Start of Passage to read

It was suggested later that maybe she was actually an older prostitute showing a young girl the ropes, in which case I hadn’t saved her from anything, I had actually interfered with her training and income for the night. I would not have done anything differently; I am of the opinion that no one should be forced into prostitution for any reason, and most definitely not because of 1) a complete lack of options or 2) status as a minor with complete dependency on the adults that you count on to help you. I don’t think she should have been there, and I don’t think she should be getting coached on how to be a working girl. I think that there should be so MANY other options, so many other SAFE options, that it would be LUDICRIOUS for us to suggest that it was anything other than a situation resulting from poor parental judgement…but I can’t be sure.

I was told by friends and family that I did the right thing, that they were proud of me, and that the girl was lucky to have someone to show her that she matters. These things make me feel a little better, but I don’t think I really accomplished anything that night. I wouldn’t have done anything differently, but I can’t just turn around and say “I did my part, now back to minding my own business.”

End of Passage to read

--- Exercise goal ---
Reproduce the part of the personal account above from "It was suggested" up to and including "can’t be sure.", word for word.

Start of Collected material

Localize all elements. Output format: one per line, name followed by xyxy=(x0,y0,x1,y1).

End of Collected material

--- Answer for the task ---
It was suggested later that maybe she was actually an older prostitute showing a young girl the ropes, in which case I hadn’t saved her from anything, I had actually interfered with her training and income for the night. I would not have done anything differently; I am of the opinion that no one should be forced into prostitution for any reason, and most definitely not because of 1) a complete lack of options or 2) status as a minor with complete dependency on the adults that you count on to help you. I don’t think she should have been there, and I don’t think she should be getting coached on how to be a working girl. I think that there should be so MANY other options, so many other SAFE options, that it would be LUDICRIOUS for us to suggest that it was anything other than a situation resulting from poor parental judgement…but I can’t be sure.